Transcribe the listing below word for word.

*RECORDS SUPPLIED*:
>> begin

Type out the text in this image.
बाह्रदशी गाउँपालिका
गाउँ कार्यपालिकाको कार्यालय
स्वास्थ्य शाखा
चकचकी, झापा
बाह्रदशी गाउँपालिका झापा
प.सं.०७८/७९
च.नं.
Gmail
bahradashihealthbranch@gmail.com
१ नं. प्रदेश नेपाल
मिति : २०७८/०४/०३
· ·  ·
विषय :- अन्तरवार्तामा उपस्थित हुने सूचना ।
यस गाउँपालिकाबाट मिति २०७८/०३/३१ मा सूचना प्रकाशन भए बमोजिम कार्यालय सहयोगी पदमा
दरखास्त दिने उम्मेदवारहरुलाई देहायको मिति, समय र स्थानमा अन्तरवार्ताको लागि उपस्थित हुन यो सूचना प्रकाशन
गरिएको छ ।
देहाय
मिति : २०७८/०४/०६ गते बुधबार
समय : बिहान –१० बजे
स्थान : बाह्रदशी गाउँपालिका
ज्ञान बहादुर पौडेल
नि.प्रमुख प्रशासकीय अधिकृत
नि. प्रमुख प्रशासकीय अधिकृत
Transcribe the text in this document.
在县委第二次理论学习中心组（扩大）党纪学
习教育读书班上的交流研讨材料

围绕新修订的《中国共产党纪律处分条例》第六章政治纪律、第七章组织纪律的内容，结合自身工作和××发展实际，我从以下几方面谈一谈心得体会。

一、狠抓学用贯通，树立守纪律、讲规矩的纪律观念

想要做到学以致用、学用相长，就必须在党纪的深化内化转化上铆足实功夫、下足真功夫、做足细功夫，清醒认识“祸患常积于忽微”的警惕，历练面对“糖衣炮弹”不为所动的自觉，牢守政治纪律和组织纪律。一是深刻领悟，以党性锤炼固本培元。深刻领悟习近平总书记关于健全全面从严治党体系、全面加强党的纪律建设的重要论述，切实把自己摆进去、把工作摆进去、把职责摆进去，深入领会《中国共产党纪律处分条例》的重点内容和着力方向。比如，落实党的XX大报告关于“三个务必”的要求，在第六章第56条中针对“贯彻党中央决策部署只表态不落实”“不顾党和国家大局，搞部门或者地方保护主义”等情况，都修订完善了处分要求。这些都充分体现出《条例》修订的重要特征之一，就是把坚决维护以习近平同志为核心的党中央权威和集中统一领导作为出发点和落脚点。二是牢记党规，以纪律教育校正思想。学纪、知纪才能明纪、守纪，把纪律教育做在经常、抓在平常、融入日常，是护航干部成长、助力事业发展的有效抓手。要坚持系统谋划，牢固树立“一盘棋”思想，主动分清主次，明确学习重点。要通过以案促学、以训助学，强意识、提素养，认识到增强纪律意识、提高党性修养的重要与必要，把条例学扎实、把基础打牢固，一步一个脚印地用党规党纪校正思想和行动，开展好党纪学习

>> end

*PROBLEM SOLUTION*:
Type out the text in this image.
बाह्रदशी गाउँपालिका
गाउँ कार्यपालिकाको कार्यालय
स्वास्थ्य शाखा
चकचकी, झापा
बाह्रदशी गाउँपालिका झापा
प.सं.०७८/७९
च.नं.
Gmail
bahradashihealthbranch@gmail.com
१ नं. प्रदेश नेपाल
मिति : २०७८/०४/०३
· ·  ·
विषय :- अन्तरवार्तामा उपस्थित हुने सूचना ।
यस गाउँपालिकाबाट मिति २०७८/०३/३१ मा सूचना प्रकाशन भए बमोजिम कार्यालय सहयोगी पदमा
दरखास्त दिने उम्मेदवारहरुलाई देहायको मिति, समय र स्थानमा अन्तरवार्ताको लागि उपस्थित हुन यो सूचना प्रकाशन
गरिएको छ ।
देहाय
मिति : २०७८/०४/०६ गते बुधबार
समय : बिहान –१० बजे
स्थान : बाह्रदशी गाउँपालिका
ज्ञान बहादुर पौडेल
नि.प्रमुख प्रशासकीय अधिकृत
नि. प्रमुख प्रशासकीय अधिकृत
Transcribe the text in this document.
在县委第二次理论学习中心组（扩大）党纪学
习教育读书班上的交流研讨材料

围绕新修订的《中国共产党纪律处分条例》第六章政治纪律、第七章组织纪律的内容，结合自身工作和××发展实际，我从以下几方面谈一谈心得体会。

一、狠抓学用贯通，树立守纪律、讲规矩的纪律观念

想要做到学以致用、学用相长，就必须在党纪的深化内化转化上铆足实功夫、下足真功夫、做足细功夫，清醒认识“祸患常积于忽微”的警惕，历练面对“糖衣炮弹”不为所动的自觉，牢守政治纪律和组织纪律。一是深刻领悟，以党性锤炼固本培元。深刻领悟习近平总书记关于健全全面从严治党体系、全面加强党的纪律建设的重要论述，切实把自己摆进去、把工作摆进去、把职责摆进去，深入领会《中国共产党纪律处分条例》的重点内容和着力方向。比如，落实党的XX大报告关于“三个务必”的要求，在第六章第56条中针对“贯彻党中央决策部署只表态不落实”“不顾党和国家大局，搞部门或者地方保护主义”等情况，都修订完善了处分要求。这些都充分体现出《条例》修订的重要特征之一，就是把坚决维护以习近平同志为核心的党中央权威和集中统一领导作为出发点和落脚点。二是牢记党规，以纪律教育校正思想。学纪、知纪才能明纪、守纪，把纪律教育做在经常、抓在平常、融入日常，是护航干部成长、助力事业发展的有效抓手。要坚持系统谋划，牢固树立“一盘棋”思想，主动分清主次，明确学习重点。要通过以案促学、以训助学，强意识、提素养，认识到增强纪律意识、提高党性修养的重要与必要，把条例学扎实、把基础打牢固，一步一个脚印地用党规党纪校正思想和行动，开展好党纪学习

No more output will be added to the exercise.